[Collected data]
%%

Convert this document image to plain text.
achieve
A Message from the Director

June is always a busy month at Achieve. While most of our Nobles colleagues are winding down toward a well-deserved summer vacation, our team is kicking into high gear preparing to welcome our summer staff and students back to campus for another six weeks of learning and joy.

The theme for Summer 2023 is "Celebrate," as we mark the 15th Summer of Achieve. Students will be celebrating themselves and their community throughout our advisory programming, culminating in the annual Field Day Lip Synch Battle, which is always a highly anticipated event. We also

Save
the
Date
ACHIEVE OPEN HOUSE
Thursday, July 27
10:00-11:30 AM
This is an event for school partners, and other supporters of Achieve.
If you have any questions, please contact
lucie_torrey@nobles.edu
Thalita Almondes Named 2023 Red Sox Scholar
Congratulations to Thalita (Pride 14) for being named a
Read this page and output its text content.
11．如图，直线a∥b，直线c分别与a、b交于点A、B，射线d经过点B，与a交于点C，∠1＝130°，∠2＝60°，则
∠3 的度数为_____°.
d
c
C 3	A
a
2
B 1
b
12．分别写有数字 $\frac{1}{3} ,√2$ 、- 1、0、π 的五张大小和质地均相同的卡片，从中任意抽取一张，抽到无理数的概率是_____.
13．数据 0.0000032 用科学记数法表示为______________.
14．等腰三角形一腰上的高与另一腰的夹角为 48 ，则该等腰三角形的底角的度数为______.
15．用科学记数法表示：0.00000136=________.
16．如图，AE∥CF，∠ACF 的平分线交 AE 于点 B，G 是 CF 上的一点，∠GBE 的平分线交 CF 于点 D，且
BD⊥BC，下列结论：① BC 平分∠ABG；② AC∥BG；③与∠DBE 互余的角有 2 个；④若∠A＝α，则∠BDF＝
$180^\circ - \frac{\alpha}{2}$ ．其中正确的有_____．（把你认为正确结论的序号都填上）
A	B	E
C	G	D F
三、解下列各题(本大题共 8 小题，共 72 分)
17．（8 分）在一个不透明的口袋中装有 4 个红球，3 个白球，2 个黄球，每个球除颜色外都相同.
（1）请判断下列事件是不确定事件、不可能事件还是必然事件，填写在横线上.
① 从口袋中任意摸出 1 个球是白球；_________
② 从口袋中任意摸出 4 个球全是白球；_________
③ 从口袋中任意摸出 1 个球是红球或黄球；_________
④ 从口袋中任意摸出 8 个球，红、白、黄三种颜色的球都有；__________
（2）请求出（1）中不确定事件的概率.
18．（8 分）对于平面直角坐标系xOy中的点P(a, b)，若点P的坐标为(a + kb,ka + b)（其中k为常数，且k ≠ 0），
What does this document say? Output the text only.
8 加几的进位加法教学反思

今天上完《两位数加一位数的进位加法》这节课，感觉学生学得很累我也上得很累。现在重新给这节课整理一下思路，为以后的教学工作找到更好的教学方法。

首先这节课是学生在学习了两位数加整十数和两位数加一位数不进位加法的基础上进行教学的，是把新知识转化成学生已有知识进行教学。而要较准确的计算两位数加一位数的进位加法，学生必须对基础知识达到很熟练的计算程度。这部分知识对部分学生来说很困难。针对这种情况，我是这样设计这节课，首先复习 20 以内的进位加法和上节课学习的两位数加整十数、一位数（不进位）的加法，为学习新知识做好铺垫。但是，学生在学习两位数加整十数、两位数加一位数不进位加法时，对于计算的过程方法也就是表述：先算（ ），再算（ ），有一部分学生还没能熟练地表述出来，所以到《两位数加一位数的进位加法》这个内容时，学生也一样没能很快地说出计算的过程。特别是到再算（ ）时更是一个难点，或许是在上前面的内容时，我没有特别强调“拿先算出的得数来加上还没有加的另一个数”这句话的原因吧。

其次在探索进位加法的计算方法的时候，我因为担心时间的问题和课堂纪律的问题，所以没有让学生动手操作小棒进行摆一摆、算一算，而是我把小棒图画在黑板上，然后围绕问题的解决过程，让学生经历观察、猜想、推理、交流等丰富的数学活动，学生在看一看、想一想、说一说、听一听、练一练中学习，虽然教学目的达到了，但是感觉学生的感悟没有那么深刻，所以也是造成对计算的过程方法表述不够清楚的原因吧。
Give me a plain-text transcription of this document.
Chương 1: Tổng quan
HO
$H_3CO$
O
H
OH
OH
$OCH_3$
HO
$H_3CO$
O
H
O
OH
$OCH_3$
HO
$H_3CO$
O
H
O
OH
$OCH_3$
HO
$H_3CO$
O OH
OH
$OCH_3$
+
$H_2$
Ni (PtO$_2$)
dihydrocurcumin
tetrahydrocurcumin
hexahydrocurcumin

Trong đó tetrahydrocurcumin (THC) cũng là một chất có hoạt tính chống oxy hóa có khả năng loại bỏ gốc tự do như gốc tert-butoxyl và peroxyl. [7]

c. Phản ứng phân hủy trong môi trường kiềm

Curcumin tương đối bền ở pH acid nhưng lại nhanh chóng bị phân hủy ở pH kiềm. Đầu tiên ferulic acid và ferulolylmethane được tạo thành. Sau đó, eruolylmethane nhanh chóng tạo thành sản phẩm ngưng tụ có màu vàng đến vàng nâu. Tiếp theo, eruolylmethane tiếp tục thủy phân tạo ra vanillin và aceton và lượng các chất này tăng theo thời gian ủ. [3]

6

%%

**AIM OF THE TASK:** Take the lines above from the one holding "Give me a plain-text" to the last and output them exactly.

**FINAL RESULT:**
Give me a plain-text transcription of this document.
Chương 1: Tổng quan
HO
$H_3CO$
O
H
OH
OH
$OCH_3$
HO
$H_3CO$
O
H
O
OH
$OCH_3$
HO
$H_3CO$
O
H
O
OH
$OCH_3$
HO
$H_3CO$
O OH
OH
$OCH_3$
+
$H_2$
Ni (PtO$_2$)
dihydrocurcumin
tetrahydrocurcumin
hexahydrocurcumin

Trong đó tetrahydrocurcumin (THC) cũng là một chất có hoạt tính chống oxy hóa có khả năng loại bỏ gốc tự do như gốc tert-butoxyl và peroxyl. [7]

c. Phản ứng phân hủy trong môi trường kiềm

Curcumin tương đối bền ở pH acid nhưng lại nhanh chóng bị phân hủy ở pH kiềm. Đầu tiên ferulic acid và ferulolylmethane được tạo thành. Sau đó, eruolylmethane nhanh chóng tạo thành sản phẩm ngưng tụ có màu vàng đến vàng nâu. Tiếp theo, eruolylmethane tiếp tục thủy phân tạo ra vanillin và aceton và lượng các chất này tăng theo thời gian ủ. [3]

6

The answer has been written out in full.